:: AIM ::
Every entry must be given again exactly.

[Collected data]
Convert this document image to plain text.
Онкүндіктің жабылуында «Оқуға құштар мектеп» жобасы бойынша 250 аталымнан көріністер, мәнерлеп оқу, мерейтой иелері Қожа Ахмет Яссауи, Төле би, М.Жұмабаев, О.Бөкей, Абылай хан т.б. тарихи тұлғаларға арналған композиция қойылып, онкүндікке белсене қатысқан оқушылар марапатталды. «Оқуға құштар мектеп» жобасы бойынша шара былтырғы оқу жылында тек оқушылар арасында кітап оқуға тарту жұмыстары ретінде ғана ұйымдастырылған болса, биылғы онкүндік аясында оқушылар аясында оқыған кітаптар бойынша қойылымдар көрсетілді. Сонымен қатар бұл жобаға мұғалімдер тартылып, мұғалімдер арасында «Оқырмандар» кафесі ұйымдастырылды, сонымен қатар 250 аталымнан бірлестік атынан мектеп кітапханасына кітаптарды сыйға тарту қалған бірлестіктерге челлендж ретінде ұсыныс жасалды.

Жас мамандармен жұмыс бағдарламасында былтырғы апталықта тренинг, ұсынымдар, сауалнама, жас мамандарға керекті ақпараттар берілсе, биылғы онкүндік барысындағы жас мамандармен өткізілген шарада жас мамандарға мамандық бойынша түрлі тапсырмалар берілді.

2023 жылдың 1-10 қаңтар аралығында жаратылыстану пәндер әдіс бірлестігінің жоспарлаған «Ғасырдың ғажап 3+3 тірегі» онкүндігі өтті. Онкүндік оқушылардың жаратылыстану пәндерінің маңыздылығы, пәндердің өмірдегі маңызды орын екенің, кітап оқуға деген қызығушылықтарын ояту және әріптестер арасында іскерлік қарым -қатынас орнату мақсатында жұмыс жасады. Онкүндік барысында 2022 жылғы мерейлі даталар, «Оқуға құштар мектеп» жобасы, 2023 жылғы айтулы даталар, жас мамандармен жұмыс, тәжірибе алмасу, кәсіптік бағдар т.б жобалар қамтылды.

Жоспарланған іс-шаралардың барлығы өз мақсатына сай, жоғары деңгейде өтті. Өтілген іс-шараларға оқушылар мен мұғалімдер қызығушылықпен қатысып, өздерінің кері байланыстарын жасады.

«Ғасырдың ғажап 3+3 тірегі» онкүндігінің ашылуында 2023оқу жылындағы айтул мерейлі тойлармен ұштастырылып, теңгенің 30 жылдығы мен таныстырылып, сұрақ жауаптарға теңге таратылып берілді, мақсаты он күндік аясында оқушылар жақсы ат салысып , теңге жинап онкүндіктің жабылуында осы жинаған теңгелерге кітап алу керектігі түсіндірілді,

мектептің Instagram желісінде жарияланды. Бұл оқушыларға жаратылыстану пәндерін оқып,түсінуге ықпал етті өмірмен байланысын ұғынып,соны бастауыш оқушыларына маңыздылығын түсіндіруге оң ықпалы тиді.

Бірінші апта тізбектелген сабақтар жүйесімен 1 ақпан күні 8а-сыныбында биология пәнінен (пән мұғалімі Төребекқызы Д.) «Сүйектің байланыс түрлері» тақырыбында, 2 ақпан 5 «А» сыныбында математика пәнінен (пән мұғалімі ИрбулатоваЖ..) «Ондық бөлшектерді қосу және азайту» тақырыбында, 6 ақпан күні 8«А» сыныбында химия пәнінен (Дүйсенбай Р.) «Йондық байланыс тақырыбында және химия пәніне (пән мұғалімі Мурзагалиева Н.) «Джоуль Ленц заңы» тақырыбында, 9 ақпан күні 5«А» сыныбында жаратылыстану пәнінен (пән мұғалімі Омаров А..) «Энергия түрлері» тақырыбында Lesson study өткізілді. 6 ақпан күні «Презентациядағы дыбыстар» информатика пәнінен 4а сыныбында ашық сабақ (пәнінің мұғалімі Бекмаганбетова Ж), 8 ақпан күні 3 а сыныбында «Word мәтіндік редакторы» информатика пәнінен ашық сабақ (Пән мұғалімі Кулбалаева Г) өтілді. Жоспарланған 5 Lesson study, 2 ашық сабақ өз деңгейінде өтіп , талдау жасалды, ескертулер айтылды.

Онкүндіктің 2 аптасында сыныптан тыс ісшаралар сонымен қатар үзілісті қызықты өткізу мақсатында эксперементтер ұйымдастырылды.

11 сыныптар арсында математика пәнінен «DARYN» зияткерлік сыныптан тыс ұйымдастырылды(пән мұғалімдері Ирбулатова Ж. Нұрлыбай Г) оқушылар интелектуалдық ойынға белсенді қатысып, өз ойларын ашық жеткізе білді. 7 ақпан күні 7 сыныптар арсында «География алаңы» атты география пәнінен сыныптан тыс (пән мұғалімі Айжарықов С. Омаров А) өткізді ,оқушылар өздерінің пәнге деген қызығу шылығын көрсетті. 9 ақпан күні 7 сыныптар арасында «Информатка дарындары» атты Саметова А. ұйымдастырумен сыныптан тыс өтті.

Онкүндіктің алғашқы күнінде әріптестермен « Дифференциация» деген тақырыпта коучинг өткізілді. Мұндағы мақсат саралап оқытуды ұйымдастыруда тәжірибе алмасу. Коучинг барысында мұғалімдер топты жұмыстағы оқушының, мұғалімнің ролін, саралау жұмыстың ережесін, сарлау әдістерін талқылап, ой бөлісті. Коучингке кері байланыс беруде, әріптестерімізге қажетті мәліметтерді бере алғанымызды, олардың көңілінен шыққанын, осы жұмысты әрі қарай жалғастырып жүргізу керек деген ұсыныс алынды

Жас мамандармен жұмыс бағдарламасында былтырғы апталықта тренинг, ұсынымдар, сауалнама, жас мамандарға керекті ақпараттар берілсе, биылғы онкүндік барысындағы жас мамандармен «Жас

:: RESULT ::
Convert this document image to plain text.
Онкүндіктің жабылуында «Оқуға құштар мектеп» жобасы бойынша 250 аталымнан көріністер, мәнерлеп оқу, мерейтой иелері Қожа Ахмет Яссауи, Төле би, М.Жұмабаев, О.Бөкей, Абылай хан т.б. тарихи тұлғаларға арналған композиция қойылып, онкүндікке белсене қатысқан оқушылар марапатталды. «Оқуға құштар мектеп» жобасы бойынша шара былтырғы оқу жылында тек оқушылар арасында кітап оқуға тарту жұмыстары ретінде ғана ұйымдастырылған болса, биылғы онкүндік аясында оқушылар аясында оқыған кітаптар бойынша қойылымдар көрсетілді. Сонымен қатар бұл жобаға мұғалімдер тартылып, мұғалімдер арасында «Оқырмандар» кафесі ұйымдастырылды, сонымен қатар 250 аталымнан бірлестік атынан мектеп кітапханасына кітаптарды сыйға тарту қалған бірлестіктерге челлендж ретінде ұсыныс жасалды.

Жас мамандармен жұмыс бағдарламасында былтырғы апталықта тренинг, ұсынымдар, сауалнама, жас мамандарға керекті ақпараттар берілсе, биылғы онкүндік барысындағы жас мамандармен өткізілген шарада жас мамандарға мамандық бойынша түрлі тапсырмалар берілді.

2023 жылдың 1-10 қаңтар аралығында жаратылыстану пәндер әдіс бірлестігінің жоспарлаған «Ғасырдың ғажап 3+3 тірегі» онкүндігі өтті. Онкүндік оқушылардың жаратылыстану пәндерінің маңыздылығы, пәндердің өмірдегі маңызды орын екенің, кітап оқуға деген қызығушылықтарын ояту және әріптестер арасында іскерлік қарым -қатынас орнату мақсатында жұмыс жасады. Онкүндік барысында 2022 жылғы мерейлі даталар, «Оқуға құштар мектеп» жобасы, 2023 жылғы айтулы даталар, жас мамандармен жұмыс, тәжірибе алмасу, кәсіптік бағдар т.б жобалар қамтылды.

Жоспарланған іс-шаралардың барлығы өз мақсатына сай, жоғары деңгейде өтті. Өтілген іс-шараларға оқушылар мен мұғалімдер қызығушылықпен қатысып, өздерінің кері байланыстарын жасады.

«Ғасырдың ғажап 3+3 тірегі» онкүндігінің ашылуында 2023оқу жылындағы айтул мерейлі тойлармен ұштастырылып, теңгенің 30 жылдығы мен таныстырылып, сұрақ жауаптарға теңге таратылып берілді, мақсаты он күндік аясында оқушылар жақсы ат салысып , теңге жинап онкүндіктің жабылуында осы жинаған теңгелерге кітап алу керектігі түсіндірілді,

мектептің Instagram желісінде жарияланды. Бұл оқушыларға жаратылыстану пәндерін оқып,түсінуге ықпал етті өмірмен байланысын ұғынып,соны бастауыш оқушыларына маңыздылығын түсіндіруге оң ықпалы тиді.

Бірінші апта тізбектелген сабақтар жүйесімен 1 ақпан күні 8а-сыныбында биология пәнінен (пән мұғалімі Төребекқызы Д.) «Сүйектің байланыс түрлері» тақырыбында, 2 ақпан 5 «А» сыныбында математика пәнінен (пән мұғалімі ИрбулатоваЖ..) «Ондық бөлшектерді қосу және азайту» тақырыбында, 6 ақпан күні 8«А» сыныбында химия пәнінен (Дүйсенбай Р.) «Йондық байланыс тақырыбында және химия пәніне (пән мұғалімі Мурзагалиева Н.) «Джоуль Ленц заңы» тақырыбында, 9 ақпан күні 5«А» сыныбында жаратылыстану пәнінен (пән мұғалімі Омаров А..) «Энергия түрлері» тақырыбында Lesson study өткізілді. 6 ақпан күні «Презентациядағы дыбыстар» информатика пәнінен 4а сыныбында ашық сабақ (пәнінің мұғалімі Бекмаганбетова Ж), 8 ақпан күні 3 а сыныбында «Word мәтіндік редакторы» информатика пәнінен ашық сабақ (Пән мұғалімі Кулбалаева Г) өтілді. Жоспарланған 5 Lesson study, 2 ашық сабақ өз деңгейінде өтіп , талдау жасалды, ескертулер айтылды.

Онкүндіктің 2 аптасында сыныптан тыс ісшаралар сонымен қатар үзілісті қызықты өткізу мақсатында эксперементтер ұйымдастырылды.

11 сыныптар арсында математика пәнінен «DARYN» зияткерлік сыныптан тыс ұйымдастырылды(пән мұғалімдері Ирбулатова Ж. Нұрлыбай Г) оқушылар интелектуалдық ойынға белсенді қатысып, өз ойларын ашық жеткізе білді. 7 ақпан күні 7 сыныптар арсында «География алаңы» атты география пәнінен сыныптан тыс (пән мұғалімі Айжарықов С. Омаров А) өткізді ,оқушылар өздерінің пәнге деген қызығу шылығын көрсетті. 9 ақпан күні 7 сыныптар арасында «Информатка дарындары» атты Саметова А. ұйымдастырумен сыныптан тыс өтті.

Онкүндіктің алғашқы күнінде әріптестермен « Дифференциация» деген тақырыпта коучинг өткізілді. Мұндағы мақсат саралап оқытуды ұйымдастыруда тәжірибе алмасу. Коучинг барысында мұғалімдер топты жұмыстағы оқушының, мұғалімнің ролін, саралау жұмыстың ережесін, сарлау әдістерін талқылап, ой бөлісті. Коучингке кері байланыс беруде, әріптестерімізге қажетті мәліметтерді бере алғанымызды, олардың көңілінен шыққанын, осы жұмысты әрі қарай жалғастырып жүргізу керек деген ұсыныс алынды

Жас мамандармен жұмыс бағдарламасында былтырғы апталықта тренинг, ұсынымдар, сауалнама, жас мамандарға керекті ақпараттар берілсе, биылғы онкүндік барысындағы жас мамандармен «Жас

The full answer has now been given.